Work required: Write out all the lines again, precisely as they stand, but without the images.

(Source records)

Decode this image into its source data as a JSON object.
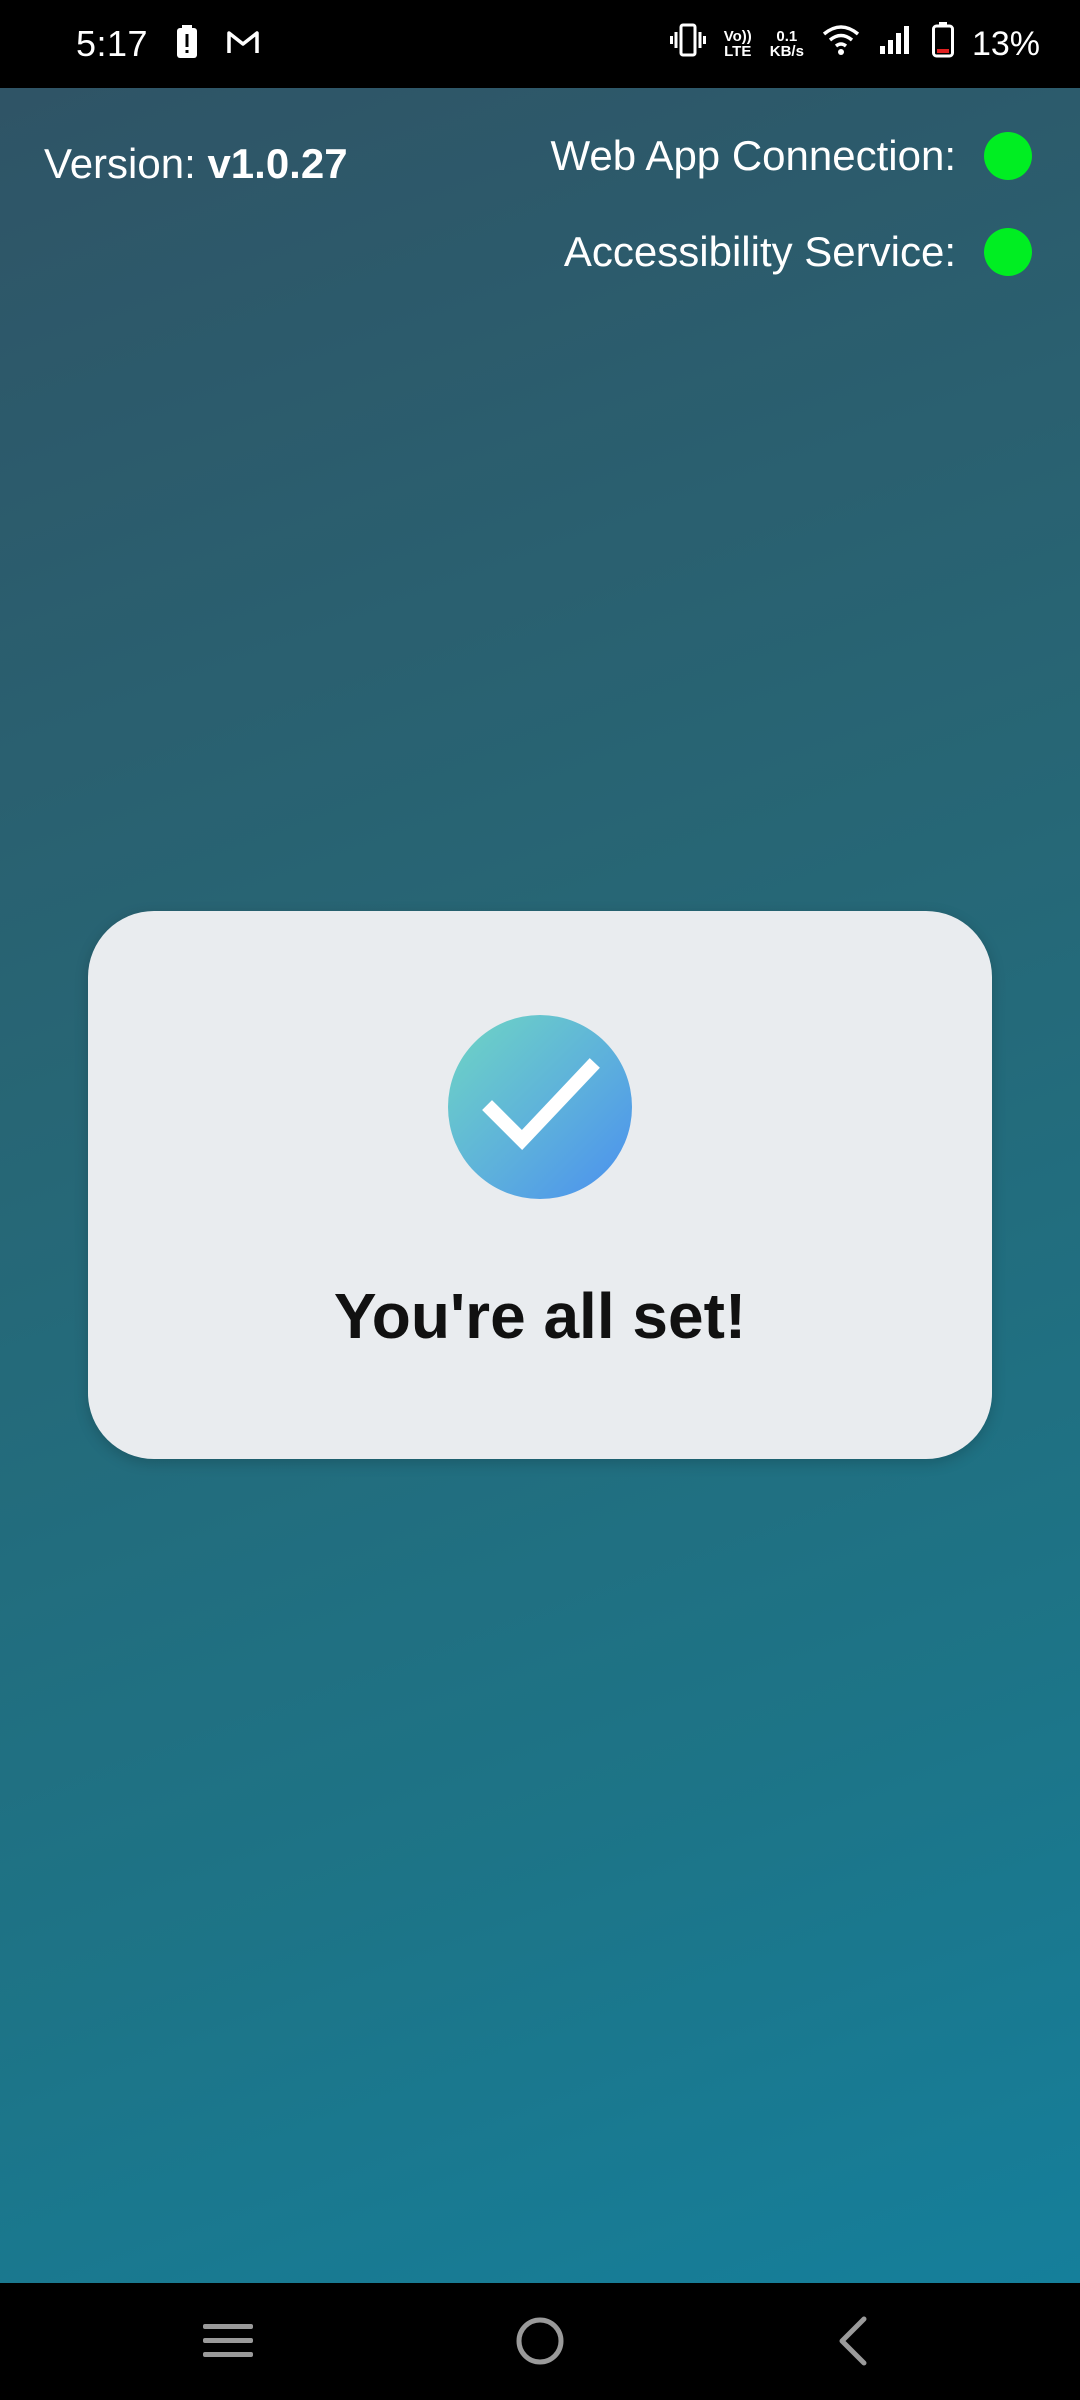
{
  "status_bar": {
    "time": "5:17",
    "net_top": "0.1",
    "net_bottom": "KB/s",
    "volte_top": "Vo))",
    "volte_bottom": "LTE",
    "battery": "13%",
    "icons": [
      "battery-alert-icon",
      "gmail-icon",
      "vibrate-icon",
      "volte-icon",
      "wifi-icon",
      "signal-icon",
      "battery-icon"
    ]
  },
  "header": {
    "version_label": "Version: ",
    "version_value": "v1.0.27",
    "web_app_label": "Web App Connection:",
    "accessibility_label": "Accessibility Service:",
    "indicator_color": "#00ee22"
  },
  "card": {
    "title": "You're all set!",
    "icon": "check-circle-icon"
  },
  "nav": {
    "icons": [
      "menu-icon",
      "home-icon",
      "back-icon"
    ]
  }
}
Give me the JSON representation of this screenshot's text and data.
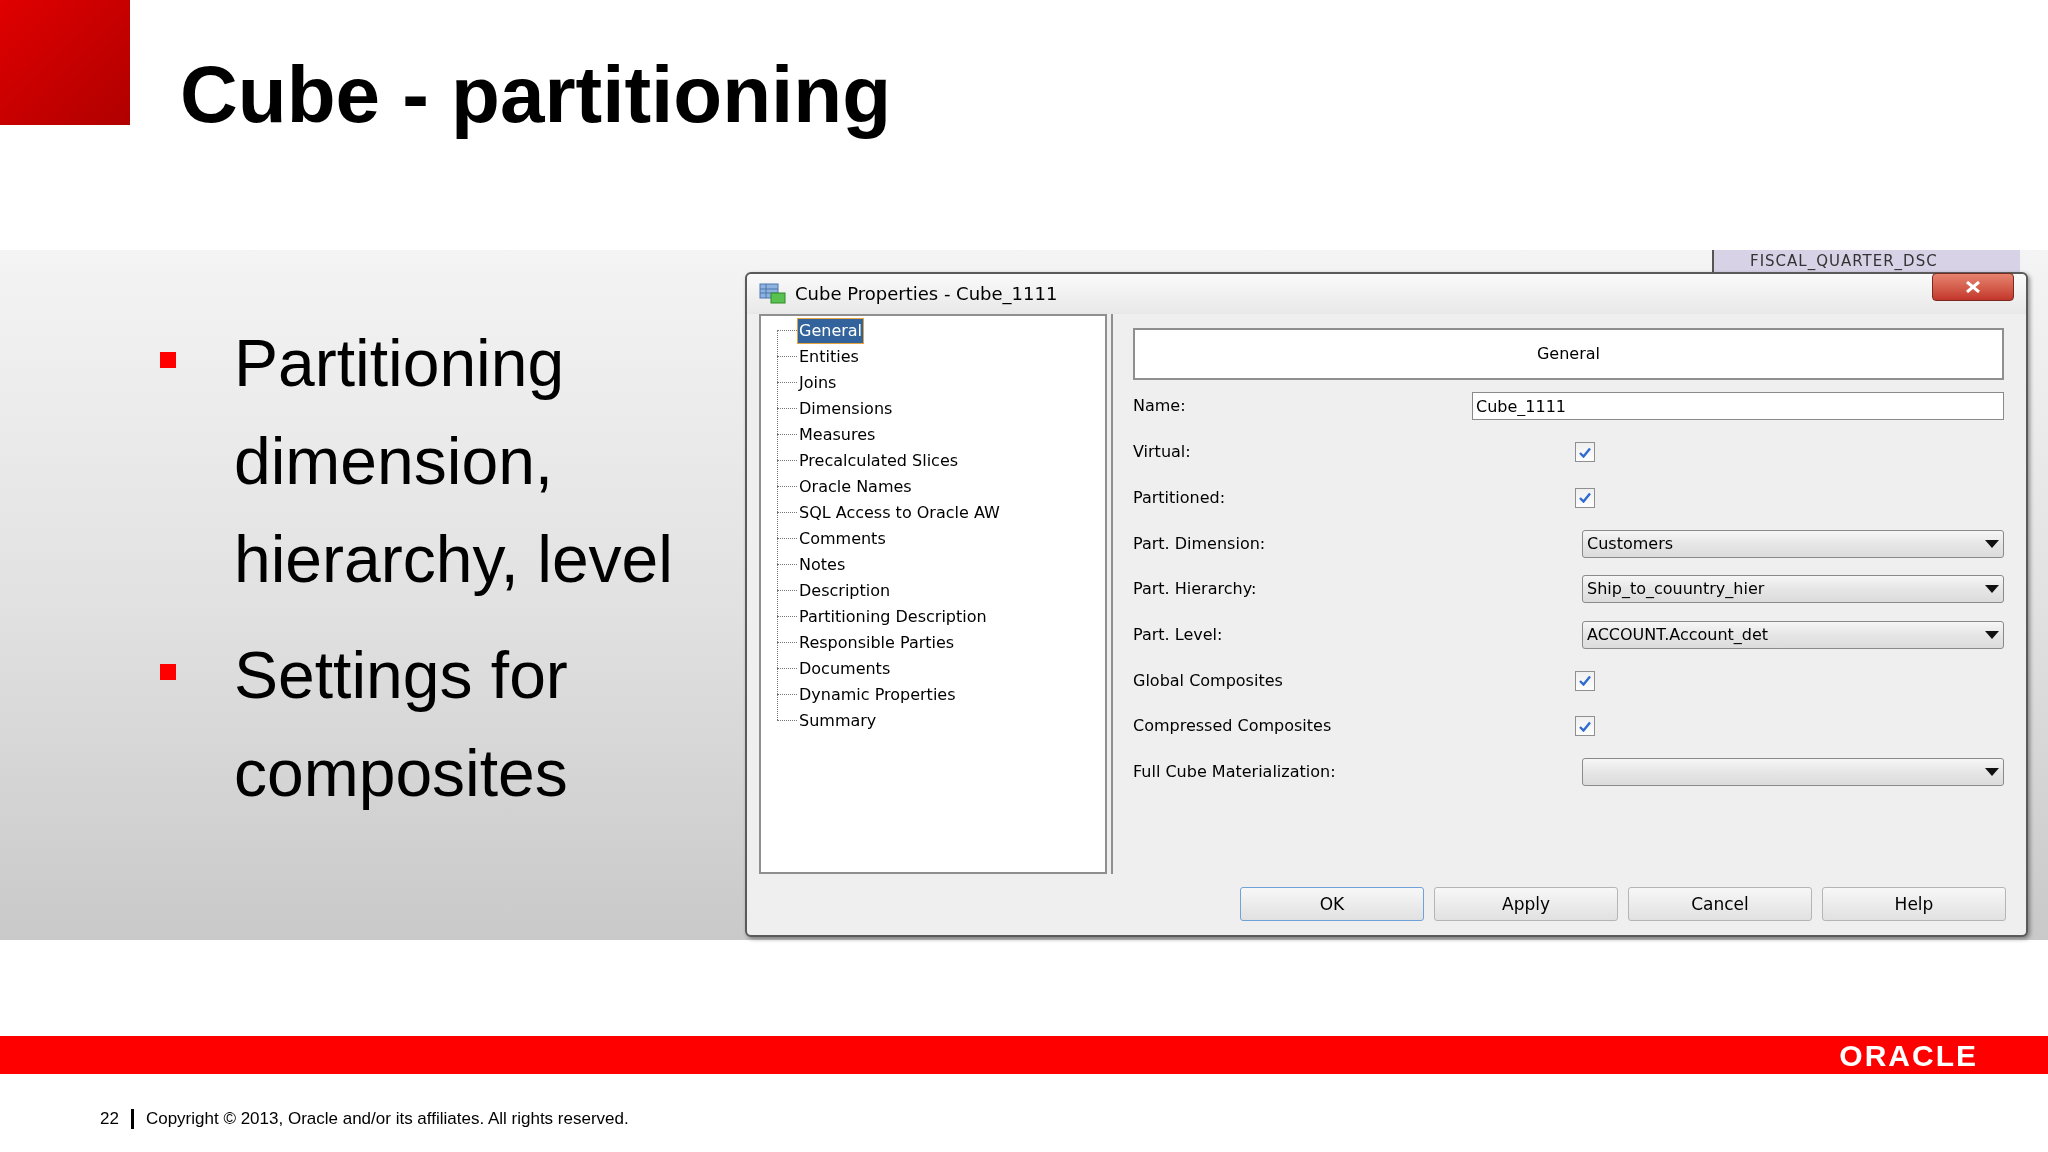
{
  "slide": {
    "title": "Cube - partitioning",
    "bullets": [
      "Partitioning dimension, hierarchy, level",
      "Settings for composites"
    ]
  },
  "background_column": {
    "header": "FISCAL_QUARTER_DSC"
  },
  "dialog": {
    "title": "Cube Properties - Cube_1111",
    "tree": [
      {
        "label": "General",
        "selected": true
      },
      {
        "label": "Entities",
        "selected": false
      },
      {
        "label": "Joins",
        "selected": false
      },
      {
        "label": "Dimensions",
        "selected": false
      },
      {
        "label": "Measures",
        "selected": false
      },
      {
        "label": "Precalculated Slices",
        "selected": false
      },
      {
        "label": "Oracle Names",
        "selected": false
      },
      {
        "label": "SQL Access to Oracle AW",
        "selected": false
      },
      {
        "label": "Comments",
        "selected": false
      },
      {
        "label": "Notes",
        "selected": false
      },
      {
        "label": "Description",
        "selected": false
      },
      {
        "label": "Partitioning Description",
        "selected": false
      },
      {
        "label": "Responsible Parties",
        "selected": false
      },
      {
        "label": "Documents",
        "selected": false
      },
      {
        "label": "Dynamic Properties",
        "selected": false
      },
      {
        "label": "Summary",
        "selected": false
      }
    ],
    "section_header": "General",
    "fields": [
      {
        "kind": "text",
        "label": "Name:",
        "value": "Cube_1111"
      },
      {
        "kind": "checkbox",
        "label": "Virtual:",
        "checked": true
      },
      {
        "kind": "checkbox",
        "label": "Partitioned:",
        "checked": true
      },
      {
        "kind": "dropdown",
        "label": "Part. Dimension:",
        "value": "Customers"
      },
      {
        "kind": "dropdown",
        "label": "Part. Hierarchy:",
        "value": "Ship_to_couuntry_hier"
      },
      {
        "kind": "dropdown",
        "label": "Part. Level:",
        "value": "ACCOUNT.Account_det"
      },
      {
        "kind": "checkbox",
        "label": "Global Composites",
        "checked": true
      },
      {
        "kind": "checkbox",
        "label": "Compressed Composites",
        "checked": true
      },
      {
        "kind": "dropdown",
        "label": "Full Cube Materialization:"
      }
    ],
    "buttons": [
      {
        "label": "OK",
        "default": true
      },
      {
        "label": "Apply",
        "default": false
      },
      {
        "label": "Cancel",
        "default": false
      },
      {
        "label": "Help",
        "default": false
      }
    ]
  },
  "footer": {
    "logo": "ORACLE",
    "page": "22",
    "copyright": "Copyright © 2013, Oracle and/or its affiliates. All rights reserved."
  }
}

Solution to the exercise:
Decode this image into its source data as a JSON object.
{
  "status_bar": {
    "time": "5:17",
    "net_top": "0.1",
    "net_bottom": "KB/s",
    "volte_top": "Vo))",
    "volte_bottom": "LTE",
    "battery": "13%",
    "icons": [
      "battery-alert-icon",
      "gmail-icon",
      "vibrate-icon",
      "volte-icon",
      "wifi-icon",
      "signal-icon",
      "battery-icon"
    ]
  },
  "header": {
    "version_label": "Version: ",
    "version_value": "v1.0.27",
    "web_app_label": "Web App Connection:",
    "accessibility_label": "Accessibility Service:",
    "indicator_color": "#00ee22"
  },
  "card": {
    "title": "You're all set!",
    "icon": "check-circle-icon"
  },
  "nav": {
    "icons": [
      "menu-icon",
      "home-icon",
      "back-icon"
    ]
  }
}
Give me the JSON representation of this screenshot's text and data.
{
  "slide": {
    "title": "Cube - partitioning",
    "bullets": [
      "Partitioning dimension, hierarchy, level",
      "Settings for composites"
    ]
  },
  "background_column": {
    "header": "FISCAL_QUARTER_DSC"
  },
  "dialog": {
    "title": "Cube Properties - Cube_1111",
    "tree": [
      {
        "label": "General",
        "selected": true
      },
      {
        "label": "Entities",
        "selected": false
      },
      {
        "label": "Joins",
        "selected": false
      },
      {
        "label": "Dimensions",
        "selected": false
      },
      {
        "label": "Measures",
        "selected": false
      },
      {
        "label": "Precalculated Slices",
        "selected": false
      },
      {
        "label": "Oracle Names",
        "selected": false
      },
      {
        "label": "SQL Access to Oracle AW",
        "selected": false
      },
      {
        "label": "Comments",
        "selected": false
      },
      {
        "label": "Notes",
        "selected": false
      },
      {
        "label": "Description",
        "selected": false
      },
      {
        "label": "Partitioning Description",
        "selected": false
      },
      {
        "label": "Responsible Parties",
        "selected": false
      },
      {
        "label": "Documents",
        "selected": false
      },
      {
        "label": "Dynamic Properties",
        "selected": false
      },
      {
        "label": "Summary",
        "selected": false
      }
    ],
    "section_header": "General",
    "fields": [
      {
        "kind": "text",
        "label": "Name:",
        "value": "Cube_1111"
      },
      {
        "kind": "checkbox",
        "label": "Virtual:",
        "checked": true
      },
      {
        "kind": "checkbox",
        "label": "Partitioned:",
        "checked": true
      },
      {
        "kind": "dropdown",
        "label": "Part. Dimension:",
        "value": "Customers"
      },
      {
        "kind": "dropdown",
        "label": "Part. Hierarchy:",
        "value": "Ship_to_couuntry_hier"
      },
      {
        "kind": "dropdown",
        "label": "Part. Level:",
        "value": "ACCOUNT.Account_det"
      },
      {
        "kind": "checkbox",
        "label": "Global Composites",
        "checked": true
      },
      {
        "kind": "checkbox",
        "label": "Compressed Composites",
        "checked": true
      },
      {
        "kind": "dropdown",
        "label": "Full Cube Materialization:"
      }
    ],
    "buttons": [
      {
        "label": "OK",
        "default": true
      },
      {
        "label": "Apply",
        "default": false
      },
      {
        "label": "Cancel",
        "default": false
      },
      {
        "label": "Help",
        "default": false
      }
    ]
  },
  "footer": {
    "logo": "ORACLE",
    "page": "22",
    "copyright": "Copyright © 2013, Oracle and/or its affiliates. All rights reserved."
  }
}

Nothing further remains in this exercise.